**** DATA PROVIDED

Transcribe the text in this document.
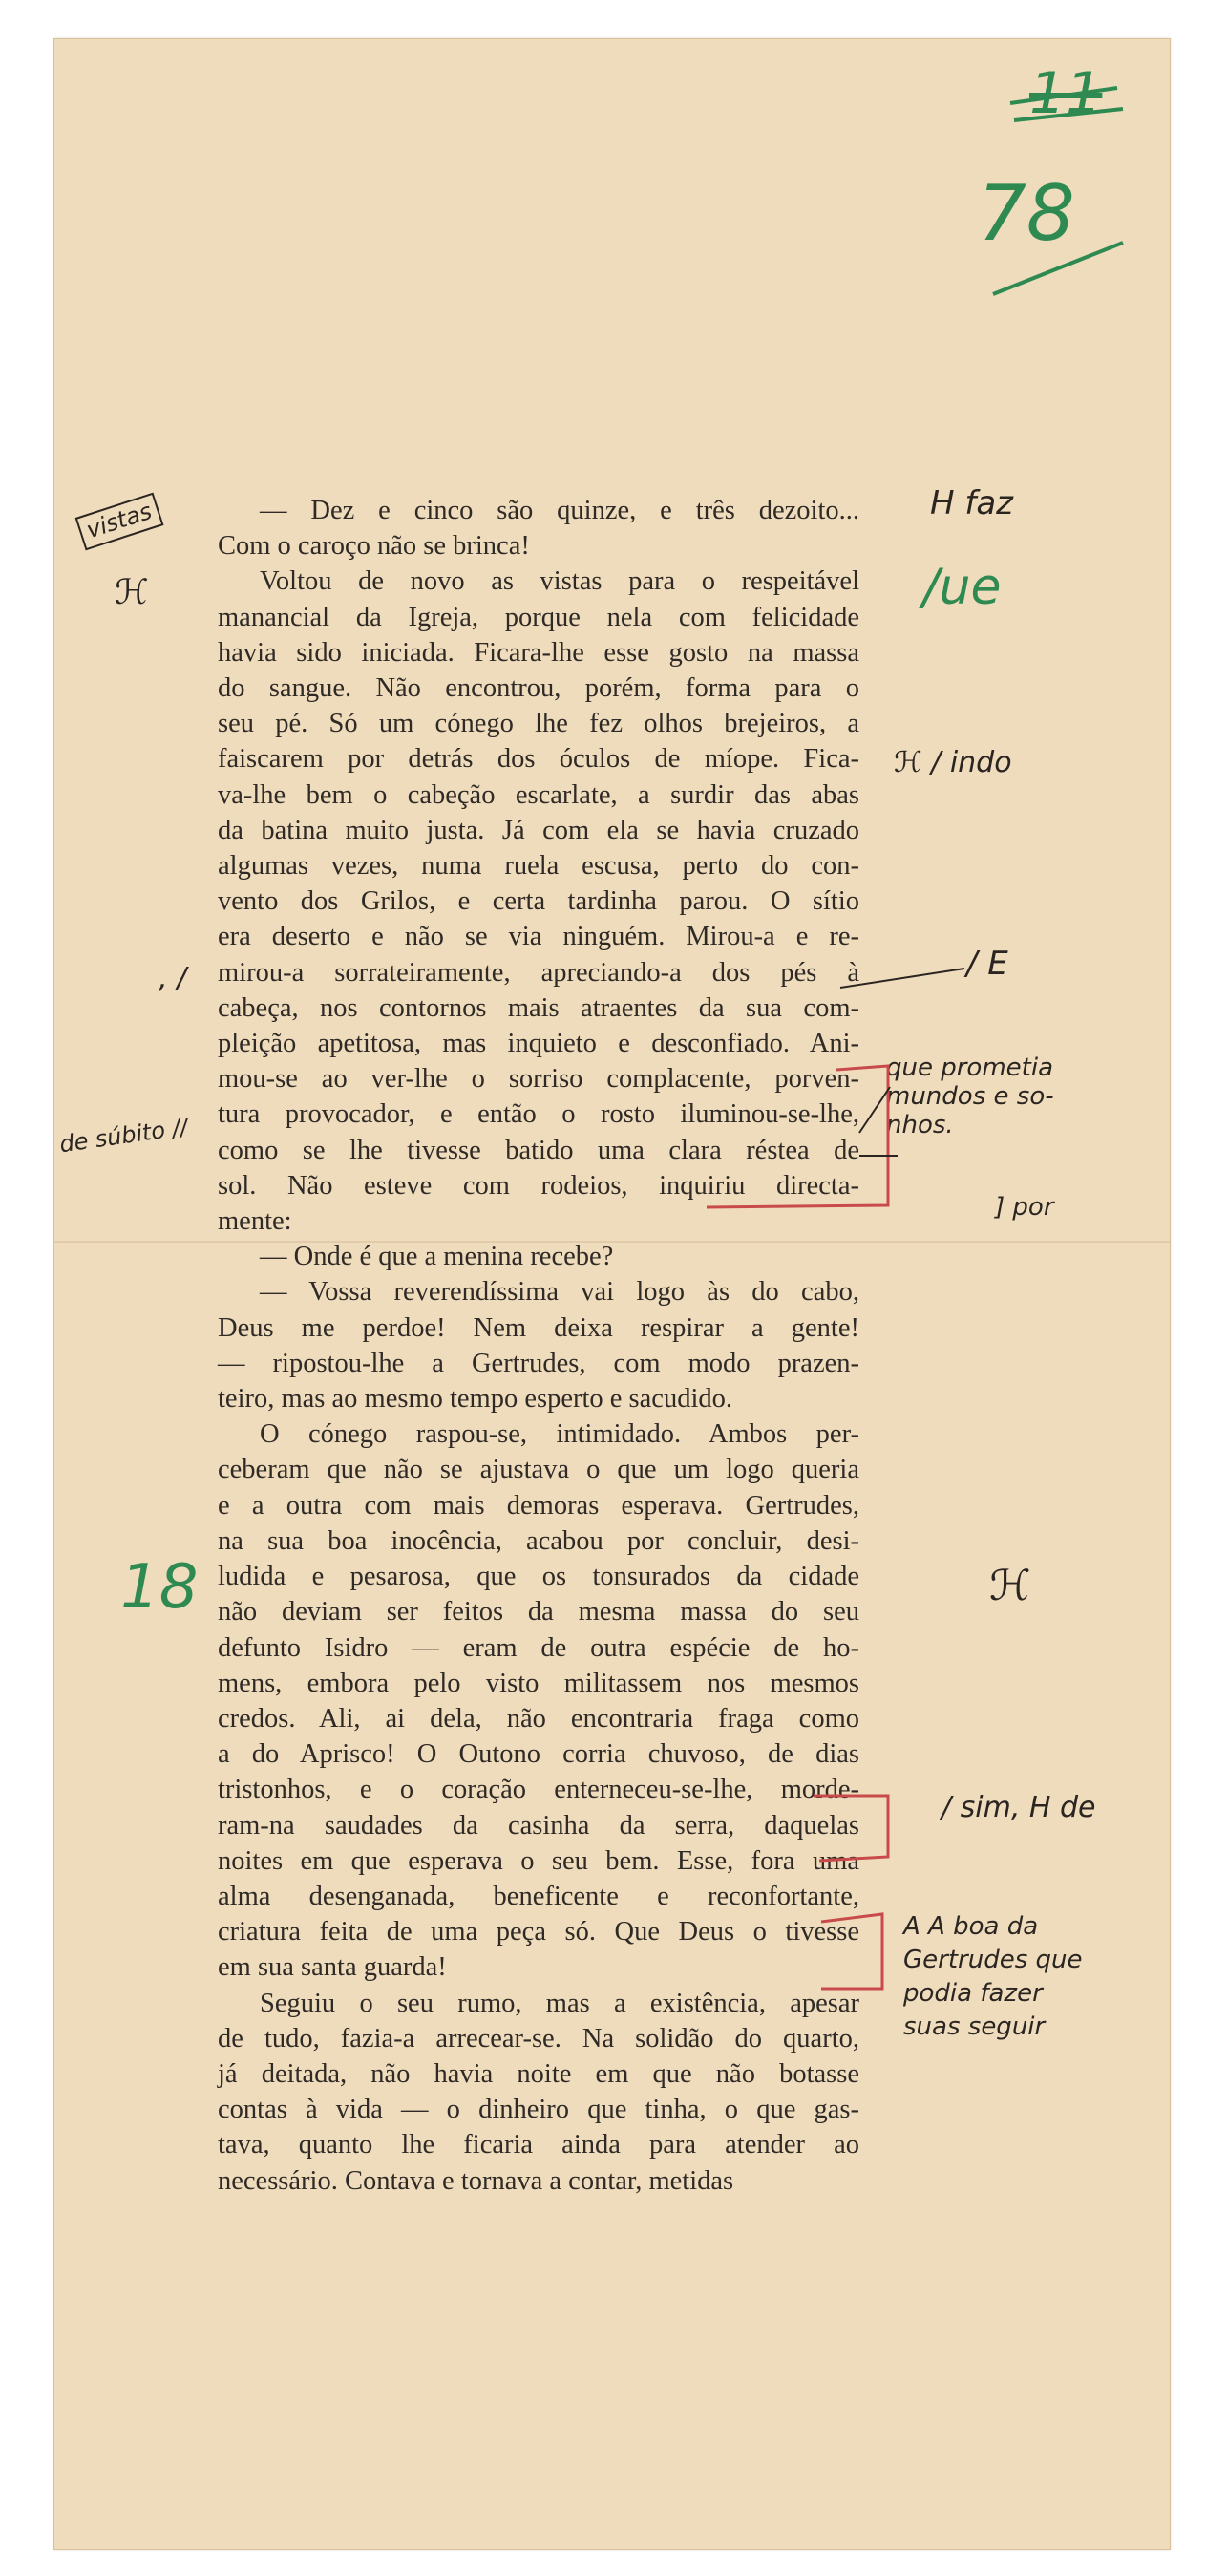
11
78
— Dez e cinco são quinze, e três dezoito...
Com o caroço não se brinca!
Voltou de novo as vistas para o respeitável
manancial da Igreja, porque nela com felicidade
havia sido iniciada. Ficara-lhe esse gosto na massa
do sangue. Não encontrou, porém, forma para o
seu pé. Só um cónego lhe fez olhos brejeiros, a
faiscarem por detrás dos óculos de míope. Fica-
va-lhe bem o cabeção escarlate, a surdir das abas
da batina muito justa. Já com ela se havia cruzado
algumas vezes, numa ruela escusa, perto do con-
vento dos Grilos, e certa tardinha parou. O sítio
era deserto e não se via ninguém. Mirou-a e re-
mirou-a sorrateiramente, apreciando-a dos pés à
cabeça, nos contornos mais atraentes da sua com-
pleição apetitosa, mas inquieto e desconfiado. Ani-
mou-se ao ver-lhe o sorriso complacente, porven-
tura provocador, e então o rosto iluminou-se-lhe,
como se lhe tivesse batido uma clara réstea de
sol. Não esteve com rodeios, inquiriu directa-
mente:
— Onde é que a menina recebe?
— Vossa reverendíssima vai logo às do cabo,
Deus me perdoe! Nem deixa respirar a gente!
— ripostou-lhe a Gertrudes, com modo prazen-
teiro, mas ao mesmo tempo esperto e sacudido.
O cónego raspou-se, intimidado. Ambos per-
ceberam que não se ajustava o que um logo queria
e a outra com mais demoras esperava. Gertrudes,
na sua boa inocência, acabou por concluir, desi-
ludida e pesarosa, que os tonsurados da cidade
não deviam ser feitos da mesma massa do seu
defunto Isidro — eram de outra espécie de ho-
mens, embora pelo visto militassem nos mesmos
credos. Ali, ai dela, não encontraria fraga como
a do Aprisco! O Outono corria chuvoso, de dias
tristonhos, e o coração enterneceu-se-lhe, morde-
ram-na saudades da casinha da serra, daquelas
noites em que esperava o seu bem. Esse, fora uma
alma desenganada, beneficente e reconfortante,
criatura feita de uma peça só. Que Deus o tivesse
em sua santa guarda!
Seguiu o seu rumo, mas a existência, apesar
de tudo, fazia-a arrecear-se. Na solidão do quarto,
já deitada, não havia noite em que não botasse
contas à vida — o dinheiro que tinha, o que gas-
tava, quanto lhe ficaria ainda para atender ao
necessário. Contava e tornava a contar, metidas
vistas
ℋ
, /
de súbito //
18
H faz
/ue
ℋ / indo
/ E
que prometia
mundos e so-
nhos.
] por
ℋ
/ sim, H de
A A boa da
Gertrudes que
podia fazer
suas seguir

********

AIM:
Look through the material and copy each line that has "cónego".

ANSWER FOR THIS EXERCISE:
seu pé. Só um cónego lhe fez olhos brejeiros, a
O cónego raspou-se, intimidado. Ambos per-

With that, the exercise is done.